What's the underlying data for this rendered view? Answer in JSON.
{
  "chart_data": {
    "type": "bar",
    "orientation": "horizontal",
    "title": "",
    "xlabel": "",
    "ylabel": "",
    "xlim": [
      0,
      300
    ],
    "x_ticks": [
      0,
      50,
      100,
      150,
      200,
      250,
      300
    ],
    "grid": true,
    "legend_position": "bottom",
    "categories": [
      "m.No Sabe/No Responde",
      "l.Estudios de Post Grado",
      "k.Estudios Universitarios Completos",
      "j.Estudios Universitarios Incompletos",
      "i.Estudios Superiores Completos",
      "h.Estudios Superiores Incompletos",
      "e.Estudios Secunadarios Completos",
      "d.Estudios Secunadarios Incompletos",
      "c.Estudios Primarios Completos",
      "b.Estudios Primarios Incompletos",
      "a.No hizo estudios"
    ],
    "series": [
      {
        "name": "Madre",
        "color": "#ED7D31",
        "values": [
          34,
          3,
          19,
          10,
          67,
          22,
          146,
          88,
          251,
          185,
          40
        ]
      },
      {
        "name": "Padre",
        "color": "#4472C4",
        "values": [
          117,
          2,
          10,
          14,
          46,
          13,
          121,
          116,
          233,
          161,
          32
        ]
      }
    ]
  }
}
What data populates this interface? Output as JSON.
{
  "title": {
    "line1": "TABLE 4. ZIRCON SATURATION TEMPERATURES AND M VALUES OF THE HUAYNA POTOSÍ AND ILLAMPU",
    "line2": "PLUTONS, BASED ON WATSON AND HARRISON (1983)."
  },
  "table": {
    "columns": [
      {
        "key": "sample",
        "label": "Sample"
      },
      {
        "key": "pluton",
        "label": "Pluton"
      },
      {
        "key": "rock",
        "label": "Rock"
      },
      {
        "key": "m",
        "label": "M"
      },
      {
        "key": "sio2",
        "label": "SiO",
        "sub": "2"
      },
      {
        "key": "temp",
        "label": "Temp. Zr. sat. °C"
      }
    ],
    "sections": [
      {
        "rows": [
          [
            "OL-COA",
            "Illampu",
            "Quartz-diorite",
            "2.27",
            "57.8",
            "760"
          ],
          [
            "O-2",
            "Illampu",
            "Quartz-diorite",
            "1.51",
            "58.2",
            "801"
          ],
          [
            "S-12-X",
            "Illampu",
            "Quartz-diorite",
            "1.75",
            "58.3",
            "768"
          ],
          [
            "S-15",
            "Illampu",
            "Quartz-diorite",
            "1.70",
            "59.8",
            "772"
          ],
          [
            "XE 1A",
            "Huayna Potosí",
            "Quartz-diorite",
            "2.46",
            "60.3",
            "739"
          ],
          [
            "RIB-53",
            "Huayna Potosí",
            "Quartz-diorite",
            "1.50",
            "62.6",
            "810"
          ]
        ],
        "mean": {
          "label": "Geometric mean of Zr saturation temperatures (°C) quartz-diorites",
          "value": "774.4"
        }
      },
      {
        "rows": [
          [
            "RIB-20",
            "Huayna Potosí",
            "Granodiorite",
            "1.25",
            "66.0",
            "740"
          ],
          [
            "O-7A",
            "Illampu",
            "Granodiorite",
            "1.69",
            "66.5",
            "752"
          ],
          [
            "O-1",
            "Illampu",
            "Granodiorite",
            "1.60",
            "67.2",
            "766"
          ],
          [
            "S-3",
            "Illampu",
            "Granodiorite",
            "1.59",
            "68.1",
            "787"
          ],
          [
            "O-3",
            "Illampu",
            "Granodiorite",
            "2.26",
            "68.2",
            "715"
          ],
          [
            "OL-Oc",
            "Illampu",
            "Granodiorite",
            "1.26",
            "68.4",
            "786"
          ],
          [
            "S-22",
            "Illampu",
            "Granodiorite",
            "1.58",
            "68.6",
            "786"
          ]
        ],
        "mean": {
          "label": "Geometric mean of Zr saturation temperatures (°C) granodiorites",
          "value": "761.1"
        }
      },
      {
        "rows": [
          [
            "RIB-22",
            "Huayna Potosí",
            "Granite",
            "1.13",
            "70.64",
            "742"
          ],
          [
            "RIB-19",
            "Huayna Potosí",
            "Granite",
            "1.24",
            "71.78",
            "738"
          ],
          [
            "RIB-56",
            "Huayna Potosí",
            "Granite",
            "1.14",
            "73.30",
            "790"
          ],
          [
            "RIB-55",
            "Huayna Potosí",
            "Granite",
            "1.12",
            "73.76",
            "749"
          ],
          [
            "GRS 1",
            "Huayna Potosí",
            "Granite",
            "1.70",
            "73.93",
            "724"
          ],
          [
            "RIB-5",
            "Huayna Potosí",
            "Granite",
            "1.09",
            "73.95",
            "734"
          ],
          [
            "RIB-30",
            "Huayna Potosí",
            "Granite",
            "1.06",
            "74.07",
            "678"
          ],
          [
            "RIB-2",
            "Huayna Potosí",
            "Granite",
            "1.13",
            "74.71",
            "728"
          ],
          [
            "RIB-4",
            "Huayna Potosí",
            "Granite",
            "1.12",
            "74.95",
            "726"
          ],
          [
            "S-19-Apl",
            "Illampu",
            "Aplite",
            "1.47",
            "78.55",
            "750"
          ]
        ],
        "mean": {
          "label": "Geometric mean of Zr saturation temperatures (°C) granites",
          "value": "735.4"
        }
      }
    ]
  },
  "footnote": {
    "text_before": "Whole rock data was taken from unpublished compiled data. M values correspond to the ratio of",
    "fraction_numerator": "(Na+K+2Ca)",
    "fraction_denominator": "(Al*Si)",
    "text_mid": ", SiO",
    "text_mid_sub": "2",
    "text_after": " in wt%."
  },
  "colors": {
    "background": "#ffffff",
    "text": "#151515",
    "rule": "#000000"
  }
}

**Instructions for the task:**
Print every record above exactly as written.

**Completed task:**
What's the underlying data for this rendered view? Answer in JSON.
{
  "chart_data": {
    "type": "bar",
    "orientation": "horizontal",
    "title": "",
    "xlabel": "",
    "ylabel": "",
    "xlim": [
      0,
      300
    ],
    "x_ticks": [
      0,
      50,
      100,
      150,
      200,
      250,
      300
    ],
    "grid": true,
    "legend_position": "bottom",
    "categories": [
      "m.No Sabe/No Responde",
      "l.Estudios de Post Grado",
      "k.Estudios Universitarios Completos",
      "j.Estudios Universitarios Incompletos",
      "i.Estudios Superiores Completos",
      "h.Estudios Superiores Incompletos",
      "e.Estudios Secunadarios Completos",
      "d.Estudios Secunadarios Incompletos",
      "c.Estudios Primarios Completos",
      "b.Estudios Primarios Incompletos",
      "a.No hizo estudios"
    ],
    "series": [
      {
        "name": "Madre",
        "color": "#ED7D31",
        "values": [
          34,
          3,
          19,
          10,
          67,
          22,
          146,
          88,
          251,
          185,
          40
        ]
      },
      {
        "name": "Padre",
        "color": "#4472C4",
        "values": [
          117,
          2,
          10,
          14,
          46,
          13,
          121,
          116,
          233,
          161,
          32
        ]
      }
    ]
  }
}
What data populates this interface? Output as JSON.
{
  "title": {
    "line1": "TABLE 4. ZIRCON SATURATION TEMPERATURES AND M VALUES OF THE HUAYNA POTOSÍ AND ILLAMPU",
    "line2": "PLUTONS, BASED ON WATSON AND HARRISON (1983)."
  },
  "table": {
    "columns": [
      {
        "key": "sample",
        "label": "Sample"
      },
      {
        "key": "pluton",
        "label": "Pluton"
      },
      {
        "key": "rock",
        "label": "Rock"
      },
      {
        "key": "m",
        "label": "M"
      },
      {
        "key": "sio2",
        "label": "SiO",
        "sub": "2"
      },
      {
        "key": "temp",
        "label": "Temp. Zr. sat. °C"
      }
    ],
    "sections": [
      {
        "rows": [
          [
            "OL-COA",
            "Illampu",
            "Quartz-diorite",
            "2.27",
            "57.8",
            "760"
          ],
          [
            "O-2",
            "Illampu",
            "Quartz-diorite",
            "1.51",
            "58.2",
            "801"
          ],
          [
            "S-12-X",
            "Illampu",
            "Quartz-diorite",
            "1.75",
            "58.3",
            "768"
          ],
          [
            "S-15",
            "Illampu",
            "Quartz-diorite",
            "1.70",
            "59.8",
            "772"
          ],
          [
            "XE 1A",
            "Huayna Potosí",
            "Quartz-diorite",
            "2.46",
            "60.3",
            "739"
          ],
          [
            "RIB-53",
            "Huayna Potosí",
            "Quartz-diorite",
            "1.50",
            "62.6",
            "810"
          ]
        ],
        "mean": {
          "label": "Geometric mean of Zr saturation temperatures (°C) quartz-diorites",
          "value": "774.4"
        }
      },
      {
        "rows": [
          [
            "RIB-20",
            "Huayna Potosí",
            "Granodiorite",
            "1.25",
            "66.0",
            "740"
          ],
          [
            "O-7A",
            "Illampu",
            "Granodiorite",
            "1.69",
            "66.5",
            "752"
          ],
          [
            "O-1",
            "Illampu",
            "Granodiorite",
            "1.60",
            "67.2",
            "766"
          ],
          [
            "S-3",
            "Illampu",
            "Granodiorite",
            "1.59",
            "68.1",
            "787"
          ],
          [
            "O-3",
            "Illampu",
            "Granodiorite",
            "2.26",
            "68.2",
            "715"
          ],
          [
            "OL-Oc",
            "Illampu",
            "Granodiorite",
            "1.26",
            "68.4",
            "786"
          ],
          [
            "S-22",
            "Illampu",
            "Granodiorite",
            "1.58",
            "68.6",
            "786"
          ]
        ],
        "mean": {
          "label": "Geometric mean of Zr saturation temperatures (°C) granodiorites",
          "value": "761.1"
        }
      },
      {
        "rows": [
          [
            "RIB-22",
            "Huayna Potosí",
            "Granite",
            "1.13",
            "70.64",
            "742"
          ],
          [
            "RIB-19",
            "Huayna Potosí",
            "Granite",
            "1.24",
            "71.78",
            "738"
          ],
          [
            "RIB-56",
            "Huayna Potosí",
            "Granite",
            "1.14",
            "73.30",
            "790"
          ],
          [
            "RIB-55",
            "Huayna Potosí",
            "Granite",
            "1.12",
            "73.76",
            "749"
          ],
          [
            "GRS 1",
            "Huayna Potosí",
            "Granite",
            "1.70",
            "73.93",
            "724"
          ],
          [
            "RIB-5",
            "Huayna Potosí",
            "Granite",
            "1.09",
            "73.95",
            "734"
          ],
          [
            "RIB-30",
            "Huayna Potosí",
            "Granite",
            "1.06",
            "74.07",
            "678"
          ],
          [
            "RIB-2",
            "Huayna Potosí",
            "Granite",
            "1.13",
            "74.71",
            "728"
          ],
          [
            "RIB-4",
            "Huayna Potosí",
            "Granite",
            "1.12",
            "74.95",
            "726"
          ],
          [
            "S-19-Apl",
            "Illampu",
            "Aplite",
            "1.47",
            "78.55",
            "750"
          ]
        ],
        "mean": {
          "label": "Geometric mean of Zr saturation temperatures (°C) granites",
          "value": "735.4"
        }
      }
    ]
  },
  "footnote": {
    "text_before": "Whole rock data was taken from unpublished compiled data. M values correspond to the ratio of",
    "fraction_numerator": "(Na+K+2Ca)",
    "fraction_denominator": "(Al*Si)",
    "text_mid": ", SiO",
    "text_mid_sub": "2",
    "text_after": " in wt%."
  },
  "colors": {
    "background": "#ffffff",
    "text": "#151515",
    "rule": "#000000"
  }
}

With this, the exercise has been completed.